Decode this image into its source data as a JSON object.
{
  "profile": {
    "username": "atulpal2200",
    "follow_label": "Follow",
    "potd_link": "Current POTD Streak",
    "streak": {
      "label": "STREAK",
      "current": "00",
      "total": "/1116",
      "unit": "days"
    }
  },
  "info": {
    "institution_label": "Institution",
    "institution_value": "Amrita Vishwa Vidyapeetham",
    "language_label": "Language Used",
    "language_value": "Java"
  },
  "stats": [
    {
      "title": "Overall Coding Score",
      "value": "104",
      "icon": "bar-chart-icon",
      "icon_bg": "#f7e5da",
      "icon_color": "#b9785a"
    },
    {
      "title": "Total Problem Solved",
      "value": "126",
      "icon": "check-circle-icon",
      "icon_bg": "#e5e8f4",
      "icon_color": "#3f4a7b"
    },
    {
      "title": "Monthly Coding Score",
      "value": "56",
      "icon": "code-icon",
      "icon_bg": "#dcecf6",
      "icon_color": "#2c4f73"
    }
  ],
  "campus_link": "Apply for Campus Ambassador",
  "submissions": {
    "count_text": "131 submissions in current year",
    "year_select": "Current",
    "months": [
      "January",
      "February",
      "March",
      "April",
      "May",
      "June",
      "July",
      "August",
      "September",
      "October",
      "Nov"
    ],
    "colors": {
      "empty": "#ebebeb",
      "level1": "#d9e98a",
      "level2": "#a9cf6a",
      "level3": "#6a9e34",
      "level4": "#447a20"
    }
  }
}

——

▶ [WRITTEN EXERCISE]: Extract all lines containing the word "title".

▶ [RESPONSE FOR THIS EXERCISE]:
      "title": "Overall Coding Score",
      "title": "Total Problem Solved",
      "title": "Monthly Coding Score",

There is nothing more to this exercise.